> _REQUEST_
Restate the whole of the material. Keep every word, and drop the pictures.

> _DATASET CONTENT_
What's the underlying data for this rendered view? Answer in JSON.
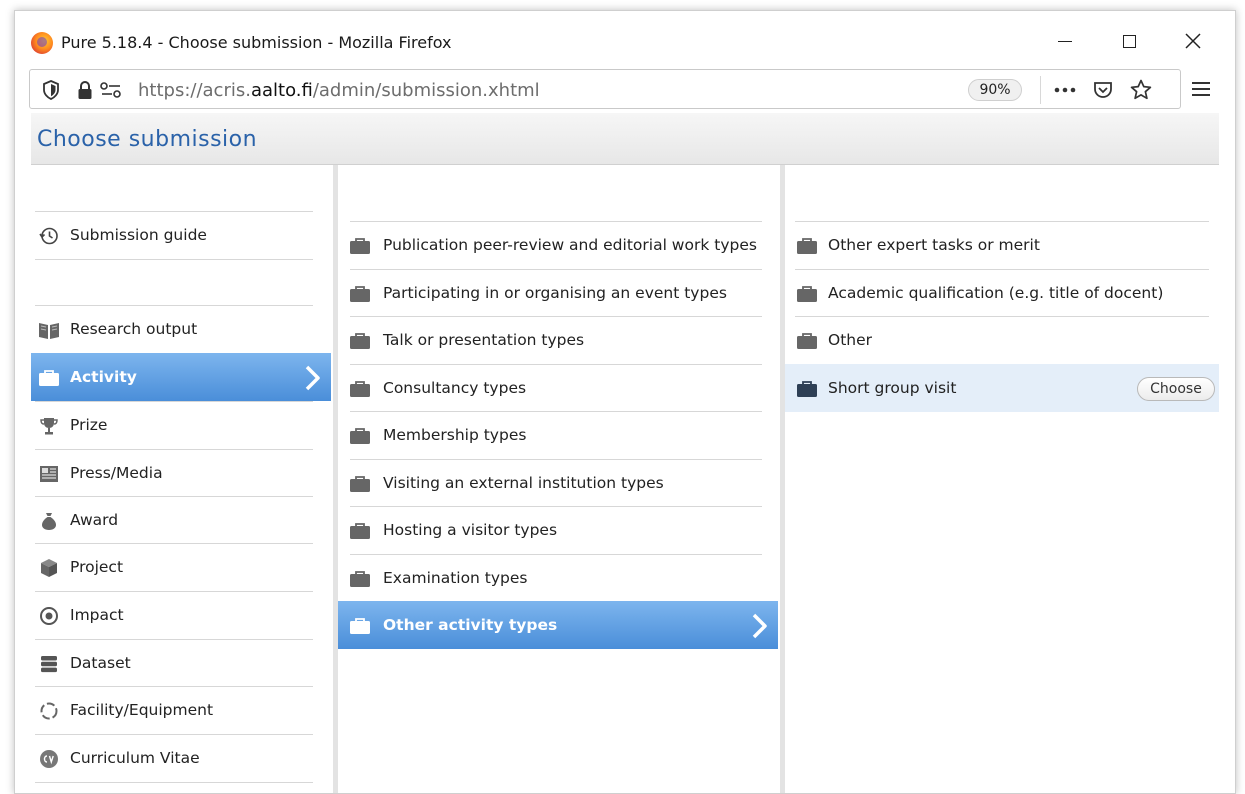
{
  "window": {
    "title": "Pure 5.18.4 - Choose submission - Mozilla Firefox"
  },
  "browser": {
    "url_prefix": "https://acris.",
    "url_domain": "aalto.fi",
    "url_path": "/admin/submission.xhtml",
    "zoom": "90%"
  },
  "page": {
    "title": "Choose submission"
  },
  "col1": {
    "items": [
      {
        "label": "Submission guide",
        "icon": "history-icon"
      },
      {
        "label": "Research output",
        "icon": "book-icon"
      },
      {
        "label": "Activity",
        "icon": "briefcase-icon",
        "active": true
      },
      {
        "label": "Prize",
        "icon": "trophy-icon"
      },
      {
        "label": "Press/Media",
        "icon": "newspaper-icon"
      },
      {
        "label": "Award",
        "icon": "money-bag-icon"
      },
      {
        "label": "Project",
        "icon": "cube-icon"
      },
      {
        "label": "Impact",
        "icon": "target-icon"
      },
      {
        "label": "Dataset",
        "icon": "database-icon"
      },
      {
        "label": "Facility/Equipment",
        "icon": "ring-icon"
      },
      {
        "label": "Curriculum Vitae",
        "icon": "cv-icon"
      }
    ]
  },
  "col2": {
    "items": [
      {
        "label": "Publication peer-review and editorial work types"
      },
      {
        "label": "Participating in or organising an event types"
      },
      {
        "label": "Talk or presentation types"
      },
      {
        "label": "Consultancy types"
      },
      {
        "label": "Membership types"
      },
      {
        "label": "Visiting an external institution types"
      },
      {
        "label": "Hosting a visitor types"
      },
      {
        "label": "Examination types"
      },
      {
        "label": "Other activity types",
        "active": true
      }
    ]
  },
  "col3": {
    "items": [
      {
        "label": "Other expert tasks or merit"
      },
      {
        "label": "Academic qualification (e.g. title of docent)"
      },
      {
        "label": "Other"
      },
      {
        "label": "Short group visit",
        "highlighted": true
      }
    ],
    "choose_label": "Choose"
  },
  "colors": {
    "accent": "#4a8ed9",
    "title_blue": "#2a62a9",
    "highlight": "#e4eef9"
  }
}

> _RESULT_
What's the underlying data for this rendered view? Answer in JSON.
{
  "window": {
    "title": "Pure 5.18.4 - Choose submission - Mozilla Firefox"
  },
  "browser": {
    "url_prefix": "https://acris.",
    "url_domain": "aalto.fi",
    "url_path": "/admin/submission.xhtml",
    "zoom": "90%"
  },
  "page": {
    "title": "Choose submission"
  },
  "col1": {
    "items": [
      {
        "label": "Submission guide",
        "icon": "history-icon"
      },
      {
        "label": "Research output",
        "icon": "book-icon"
      },
      {
        "label": "Activity",
        "icon": "briefcase-icon",
        "active": true
      },
      {
        "label": "Prize",
        "icon": "trophy-icon"
      },
      {
        "label": "Press/Media",
        "icon": "newspaper-icon"
      },
      {
        "label": "Award",
        "icon": "money-bag-icon"
      },
      {
        "label": "Project",
        "icon": "cube-icon"
      },
      {
        "label": "Impact",
        "icon": "target-icon"
      },
      {
        "label": "Dataset",
        "icon": "database-icon"
      },
      {
        "label": "Facility/Equipment",
        "icon": "ring-icon"
      },
      {
        "label": "Curriculum Vitae",
        "icon": "cv-icon"
      }
    ]
  },
  "col2": {
    "items": [
      {
        "label": "Publication peer-review and editorial work types"
      },
      {
        "label": "Participating in or organising an event types"
      },
      {
        "label": "Talk or presentation types"
      },
      {
        "label": "Consultancy types"
      },
      {
        "label": "Membership types"
      },
      {
        "label": "Visiting an external institution types"
      },
      {
        "label": "Hosting a visitor types"
      },
      {
        "label": "Examination types"
      },
      {
        "label": "Other activity types",
        "active": true
      }
    ]
  },
  "col3": {
    "items": [
      {
        "label": "Other expert tasks or merit"
      },
      {
        "label": "Academic qualification (e.g. title of docent)"
      },
      {
        "label": "Other"
      },
      {
        "label": "Short group visit",
        "highlighted": true
      }
    ],
    "choose_label": "Choose"
  },
  "colors": {
    "accent": "#4a8ed9",
    "title_blue": "#2a62a9",
    "highlight": "#e4eef9"
  }
}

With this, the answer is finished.